■ Exercise details ■
Give only the number of lines that include the string "word".

--------------------------------

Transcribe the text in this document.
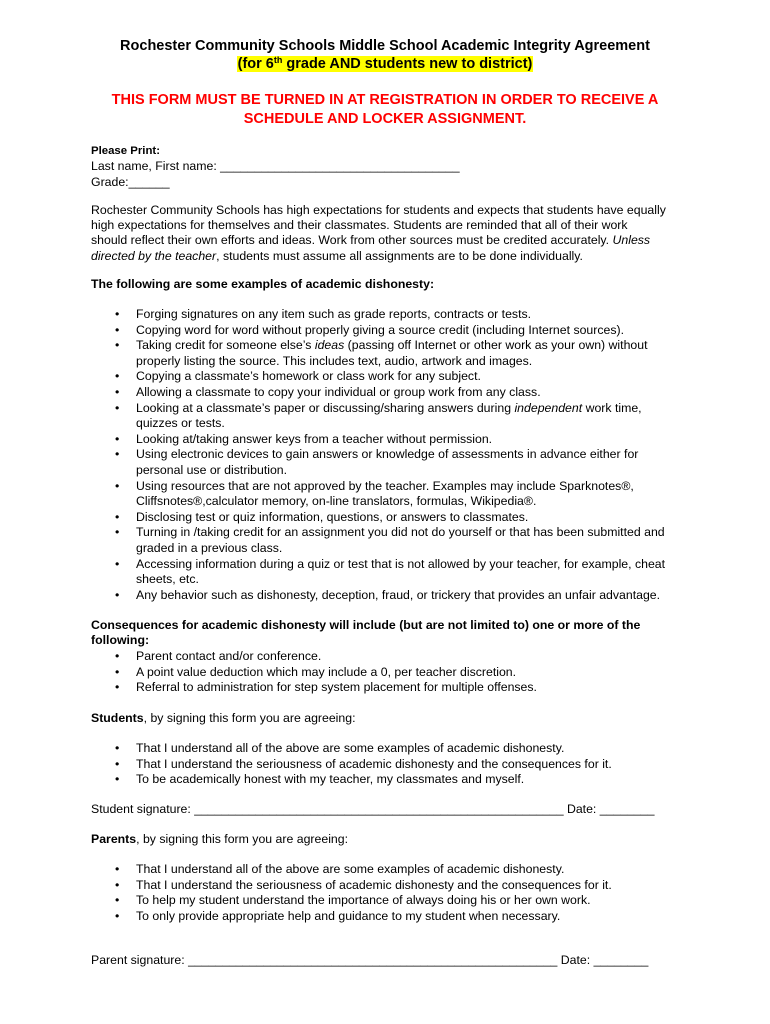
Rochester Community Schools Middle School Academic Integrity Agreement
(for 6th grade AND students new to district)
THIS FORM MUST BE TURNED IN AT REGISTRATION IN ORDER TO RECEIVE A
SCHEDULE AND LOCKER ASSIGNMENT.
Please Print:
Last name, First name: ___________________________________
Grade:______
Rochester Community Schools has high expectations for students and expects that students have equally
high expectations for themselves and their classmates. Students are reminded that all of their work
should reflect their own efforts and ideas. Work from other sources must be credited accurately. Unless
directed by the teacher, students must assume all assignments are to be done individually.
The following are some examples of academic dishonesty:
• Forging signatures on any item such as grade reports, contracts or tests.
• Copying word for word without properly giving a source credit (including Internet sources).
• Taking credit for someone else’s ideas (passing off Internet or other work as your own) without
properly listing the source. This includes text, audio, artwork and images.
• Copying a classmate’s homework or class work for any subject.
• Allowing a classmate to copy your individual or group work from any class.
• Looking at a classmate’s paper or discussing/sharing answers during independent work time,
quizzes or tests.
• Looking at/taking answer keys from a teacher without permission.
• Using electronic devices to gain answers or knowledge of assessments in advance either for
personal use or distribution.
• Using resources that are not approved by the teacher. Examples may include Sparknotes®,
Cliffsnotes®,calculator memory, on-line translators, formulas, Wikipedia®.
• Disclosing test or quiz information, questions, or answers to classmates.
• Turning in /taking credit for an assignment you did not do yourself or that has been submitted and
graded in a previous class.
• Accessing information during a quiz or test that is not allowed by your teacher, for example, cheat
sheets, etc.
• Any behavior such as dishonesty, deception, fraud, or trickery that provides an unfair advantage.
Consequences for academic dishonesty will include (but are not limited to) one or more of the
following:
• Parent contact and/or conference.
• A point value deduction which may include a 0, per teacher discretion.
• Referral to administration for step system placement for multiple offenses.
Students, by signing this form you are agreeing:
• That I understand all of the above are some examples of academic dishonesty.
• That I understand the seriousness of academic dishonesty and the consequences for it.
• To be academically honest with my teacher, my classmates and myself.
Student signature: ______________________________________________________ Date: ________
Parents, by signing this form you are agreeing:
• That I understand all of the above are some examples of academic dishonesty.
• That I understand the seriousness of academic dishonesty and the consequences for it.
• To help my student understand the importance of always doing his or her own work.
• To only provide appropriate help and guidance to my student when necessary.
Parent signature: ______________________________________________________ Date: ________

--------------------------------

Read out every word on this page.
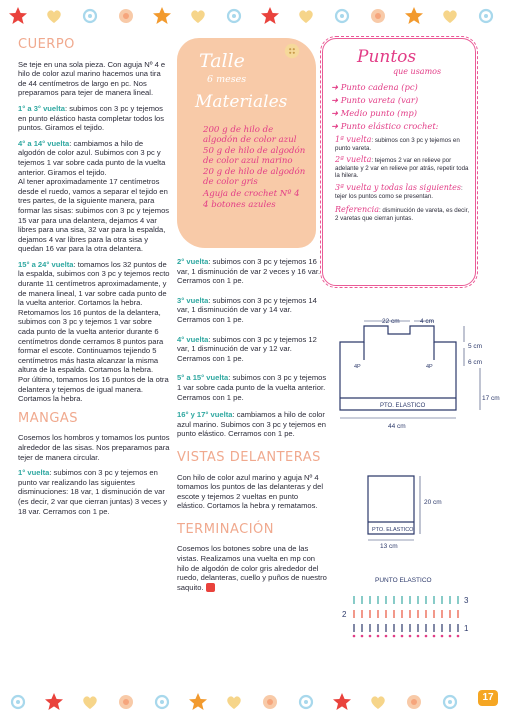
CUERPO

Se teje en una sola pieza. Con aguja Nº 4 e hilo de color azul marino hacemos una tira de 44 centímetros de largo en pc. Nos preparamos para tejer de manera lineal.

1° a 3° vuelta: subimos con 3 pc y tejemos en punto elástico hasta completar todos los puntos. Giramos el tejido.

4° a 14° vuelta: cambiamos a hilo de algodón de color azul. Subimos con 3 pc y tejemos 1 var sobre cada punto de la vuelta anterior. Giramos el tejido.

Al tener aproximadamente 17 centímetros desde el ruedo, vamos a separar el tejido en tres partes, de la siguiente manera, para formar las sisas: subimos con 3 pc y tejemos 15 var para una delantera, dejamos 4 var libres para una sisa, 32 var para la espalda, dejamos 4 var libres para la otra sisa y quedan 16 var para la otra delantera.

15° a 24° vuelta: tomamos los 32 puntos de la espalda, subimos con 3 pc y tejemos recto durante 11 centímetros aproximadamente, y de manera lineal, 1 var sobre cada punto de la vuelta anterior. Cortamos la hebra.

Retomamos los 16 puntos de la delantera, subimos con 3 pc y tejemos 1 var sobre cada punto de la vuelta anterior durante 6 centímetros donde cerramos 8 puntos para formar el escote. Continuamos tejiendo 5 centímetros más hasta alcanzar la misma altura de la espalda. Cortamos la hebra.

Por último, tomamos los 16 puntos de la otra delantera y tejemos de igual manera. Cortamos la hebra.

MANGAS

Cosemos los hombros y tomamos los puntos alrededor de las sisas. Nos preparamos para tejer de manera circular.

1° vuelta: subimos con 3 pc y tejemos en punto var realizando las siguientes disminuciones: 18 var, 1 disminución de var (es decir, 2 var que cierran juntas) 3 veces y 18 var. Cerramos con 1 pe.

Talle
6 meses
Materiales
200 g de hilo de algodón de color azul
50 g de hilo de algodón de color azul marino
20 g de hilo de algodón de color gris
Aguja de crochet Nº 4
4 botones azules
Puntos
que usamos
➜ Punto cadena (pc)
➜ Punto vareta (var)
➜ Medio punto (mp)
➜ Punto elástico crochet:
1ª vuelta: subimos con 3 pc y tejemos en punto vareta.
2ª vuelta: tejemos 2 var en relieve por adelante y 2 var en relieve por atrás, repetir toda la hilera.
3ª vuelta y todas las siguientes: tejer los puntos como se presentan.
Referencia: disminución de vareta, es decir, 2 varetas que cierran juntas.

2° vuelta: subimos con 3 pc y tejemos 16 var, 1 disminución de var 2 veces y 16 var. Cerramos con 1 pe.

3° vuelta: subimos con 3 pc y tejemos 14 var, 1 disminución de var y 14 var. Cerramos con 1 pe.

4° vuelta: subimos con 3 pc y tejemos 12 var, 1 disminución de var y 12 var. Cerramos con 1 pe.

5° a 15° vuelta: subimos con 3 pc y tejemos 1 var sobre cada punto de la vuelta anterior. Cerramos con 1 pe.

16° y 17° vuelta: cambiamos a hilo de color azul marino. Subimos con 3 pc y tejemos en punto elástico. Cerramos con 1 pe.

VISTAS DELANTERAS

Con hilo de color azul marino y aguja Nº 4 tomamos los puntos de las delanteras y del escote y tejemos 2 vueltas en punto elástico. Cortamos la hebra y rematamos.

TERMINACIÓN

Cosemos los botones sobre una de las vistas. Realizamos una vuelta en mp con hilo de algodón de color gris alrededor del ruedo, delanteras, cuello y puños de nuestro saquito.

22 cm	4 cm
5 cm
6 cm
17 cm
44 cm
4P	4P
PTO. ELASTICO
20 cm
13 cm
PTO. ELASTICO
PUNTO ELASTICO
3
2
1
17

--------------------------------

■ Task response ■
2